Search the listing for the string "value" and copy every line that contains it.

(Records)
:::::
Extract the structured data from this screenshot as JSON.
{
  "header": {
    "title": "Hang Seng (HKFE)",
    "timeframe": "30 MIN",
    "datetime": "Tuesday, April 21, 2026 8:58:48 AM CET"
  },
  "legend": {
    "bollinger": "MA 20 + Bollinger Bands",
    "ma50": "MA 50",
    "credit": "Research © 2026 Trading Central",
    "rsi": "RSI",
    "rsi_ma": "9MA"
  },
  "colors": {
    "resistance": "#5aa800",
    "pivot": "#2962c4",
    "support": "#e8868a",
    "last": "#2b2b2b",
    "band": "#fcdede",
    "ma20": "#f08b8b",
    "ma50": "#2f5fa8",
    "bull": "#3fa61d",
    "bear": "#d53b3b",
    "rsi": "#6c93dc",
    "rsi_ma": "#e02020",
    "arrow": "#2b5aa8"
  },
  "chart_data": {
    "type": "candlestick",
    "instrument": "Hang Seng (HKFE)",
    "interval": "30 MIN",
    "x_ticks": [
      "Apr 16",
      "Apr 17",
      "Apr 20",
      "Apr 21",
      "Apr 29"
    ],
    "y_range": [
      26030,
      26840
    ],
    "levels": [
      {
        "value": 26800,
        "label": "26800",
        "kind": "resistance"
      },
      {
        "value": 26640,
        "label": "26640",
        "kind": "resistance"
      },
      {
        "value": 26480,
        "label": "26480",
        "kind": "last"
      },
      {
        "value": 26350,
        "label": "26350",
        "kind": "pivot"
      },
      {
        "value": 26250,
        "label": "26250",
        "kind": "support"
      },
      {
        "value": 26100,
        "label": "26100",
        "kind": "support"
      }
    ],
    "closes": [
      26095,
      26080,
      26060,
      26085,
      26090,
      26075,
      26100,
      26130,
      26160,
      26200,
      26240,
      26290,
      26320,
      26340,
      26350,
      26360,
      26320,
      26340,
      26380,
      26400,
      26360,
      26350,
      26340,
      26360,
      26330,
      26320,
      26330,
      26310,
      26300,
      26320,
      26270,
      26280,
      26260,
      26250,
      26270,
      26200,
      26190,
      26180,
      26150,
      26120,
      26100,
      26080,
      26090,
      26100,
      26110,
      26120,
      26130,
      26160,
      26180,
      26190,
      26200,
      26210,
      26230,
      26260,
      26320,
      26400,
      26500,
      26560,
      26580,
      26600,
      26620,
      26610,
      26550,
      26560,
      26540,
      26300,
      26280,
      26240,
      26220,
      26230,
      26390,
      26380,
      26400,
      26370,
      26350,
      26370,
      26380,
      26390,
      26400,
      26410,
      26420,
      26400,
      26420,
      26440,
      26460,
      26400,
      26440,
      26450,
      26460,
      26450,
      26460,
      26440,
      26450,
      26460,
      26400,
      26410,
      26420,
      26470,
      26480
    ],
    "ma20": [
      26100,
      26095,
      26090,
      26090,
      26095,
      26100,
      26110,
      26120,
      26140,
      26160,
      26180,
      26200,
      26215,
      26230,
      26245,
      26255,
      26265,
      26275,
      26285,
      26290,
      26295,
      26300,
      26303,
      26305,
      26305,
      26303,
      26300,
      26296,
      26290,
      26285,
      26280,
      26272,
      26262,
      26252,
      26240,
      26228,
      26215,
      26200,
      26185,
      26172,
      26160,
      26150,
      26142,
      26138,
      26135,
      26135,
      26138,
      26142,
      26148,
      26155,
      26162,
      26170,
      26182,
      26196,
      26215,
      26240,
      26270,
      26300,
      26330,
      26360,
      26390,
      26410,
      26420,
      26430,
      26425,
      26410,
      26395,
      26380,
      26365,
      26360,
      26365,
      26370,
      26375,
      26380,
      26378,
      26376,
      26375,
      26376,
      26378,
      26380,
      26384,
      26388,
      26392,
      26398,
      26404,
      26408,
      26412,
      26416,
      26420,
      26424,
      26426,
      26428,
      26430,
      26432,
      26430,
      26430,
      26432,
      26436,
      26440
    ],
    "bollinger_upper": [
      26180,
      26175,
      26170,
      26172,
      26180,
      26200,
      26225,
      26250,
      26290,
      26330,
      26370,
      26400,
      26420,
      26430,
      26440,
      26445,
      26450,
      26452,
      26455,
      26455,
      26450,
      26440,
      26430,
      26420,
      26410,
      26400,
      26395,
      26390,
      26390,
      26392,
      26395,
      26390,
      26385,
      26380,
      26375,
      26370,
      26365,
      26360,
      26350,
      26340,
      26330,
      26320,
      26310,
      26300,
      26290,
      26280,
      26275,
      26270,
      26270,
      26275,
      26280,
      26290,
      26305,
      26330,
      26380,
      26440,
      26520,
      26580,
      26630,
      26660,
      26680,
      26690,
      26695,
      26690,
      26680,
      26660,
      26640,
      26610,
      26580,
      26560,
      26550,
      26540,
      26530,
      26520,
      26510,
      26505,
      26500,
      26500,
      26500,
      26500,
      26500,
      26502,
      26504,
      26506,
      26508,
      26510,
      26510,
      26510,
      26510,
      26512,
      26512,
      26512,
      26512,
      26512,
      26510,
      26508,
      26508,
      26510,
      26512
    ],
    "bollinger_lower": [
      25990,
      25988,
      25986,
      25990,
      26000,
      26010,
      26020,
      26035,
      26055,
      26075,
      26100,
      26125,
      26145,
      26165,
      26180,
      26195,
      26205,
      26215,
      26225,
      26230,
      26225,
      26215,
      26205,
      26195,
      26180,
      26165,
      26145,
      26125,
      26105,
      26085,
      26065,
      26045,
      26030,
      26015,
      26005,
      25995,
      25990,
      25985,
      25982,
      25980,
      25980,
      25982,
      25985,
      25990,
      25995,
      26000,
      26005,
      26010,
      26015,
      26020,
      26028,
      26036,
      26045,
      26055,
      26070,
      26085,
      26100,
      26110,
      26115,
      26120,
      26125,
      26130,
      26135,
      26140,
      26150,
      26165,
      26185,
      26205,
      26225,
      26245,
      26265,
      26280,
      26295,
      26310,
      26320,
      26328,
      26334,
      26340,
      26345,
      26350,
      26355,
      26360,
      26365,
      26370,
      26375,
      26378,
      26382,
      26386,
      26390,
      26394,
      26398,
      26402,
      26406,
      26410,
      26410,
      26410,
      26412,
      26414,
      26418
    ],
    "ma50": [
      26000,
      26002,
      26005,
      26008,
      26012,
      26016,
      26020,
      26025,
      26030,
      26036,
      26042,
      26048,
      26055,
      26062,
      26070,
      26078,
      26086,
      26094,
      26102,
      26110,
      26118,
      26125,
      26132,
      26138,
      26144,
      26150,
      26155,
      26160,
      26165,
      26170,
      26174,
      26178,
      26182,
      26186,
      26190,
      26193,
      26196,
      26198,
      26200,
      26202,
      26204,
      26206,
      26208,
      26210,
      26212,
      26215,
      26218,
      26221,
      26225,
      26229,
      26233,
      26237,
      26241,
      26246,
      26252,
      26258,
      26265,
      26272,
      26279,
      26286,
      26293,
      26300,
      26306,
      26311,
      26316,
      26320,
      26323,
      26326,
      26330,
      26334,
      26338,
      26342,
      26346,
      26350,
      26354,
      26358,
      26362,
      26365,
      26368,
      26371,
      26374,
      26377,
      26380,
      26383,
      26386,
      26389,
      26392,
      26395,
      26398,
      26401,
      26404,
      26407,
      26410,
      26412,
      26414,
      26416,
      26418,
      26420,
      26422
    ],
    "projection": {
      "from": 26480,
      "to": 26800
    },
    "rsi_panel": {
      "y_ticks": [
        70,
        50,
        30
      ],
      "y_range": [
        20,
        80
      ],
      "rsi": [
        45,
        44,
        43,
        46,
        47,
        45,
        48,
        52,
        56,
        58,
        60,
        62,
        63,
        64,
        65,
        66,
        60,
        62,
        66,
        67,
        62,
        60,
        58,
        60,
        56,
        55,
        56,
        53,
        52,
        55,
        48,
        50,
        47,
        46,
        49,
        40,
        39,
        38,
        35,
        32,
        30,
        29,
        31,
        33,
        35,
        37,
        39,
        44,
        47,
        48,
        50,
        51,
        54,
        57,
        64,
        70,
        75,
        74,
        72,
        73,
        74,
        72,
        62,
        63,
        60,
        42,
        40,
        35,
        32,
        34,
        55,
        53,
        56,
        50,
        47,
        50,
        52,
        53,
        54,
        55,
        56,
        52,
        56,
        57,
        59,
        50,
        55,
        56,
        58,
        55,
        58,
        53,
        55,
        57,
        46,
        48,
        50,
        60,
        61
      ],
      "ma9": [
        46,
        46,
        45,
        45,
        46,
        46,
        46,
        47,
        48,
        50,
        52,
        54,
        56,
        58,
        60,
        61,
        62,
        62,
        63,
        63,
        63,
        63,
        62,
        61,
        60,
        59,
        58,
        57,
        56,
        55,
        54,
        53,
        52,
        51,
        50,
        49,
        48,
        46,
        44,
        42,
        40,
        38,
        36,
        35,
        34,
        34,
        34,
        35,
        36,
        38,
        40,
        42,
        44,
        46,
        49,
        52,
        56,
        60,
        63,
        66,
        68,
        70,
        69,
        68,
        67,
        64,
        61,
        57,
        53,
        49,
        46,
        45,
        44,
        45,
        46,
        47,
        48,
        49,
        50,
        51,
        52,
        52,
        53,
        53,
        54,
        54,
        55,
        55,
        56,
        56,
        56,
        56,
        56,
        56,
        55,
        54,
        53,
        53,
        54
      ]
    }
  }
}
:::::
## Task result
        "value": 26800,
        "value": 26640,
        "value": 26480,
        "value": 26350,
        "value": 26250,
        "value": 26100,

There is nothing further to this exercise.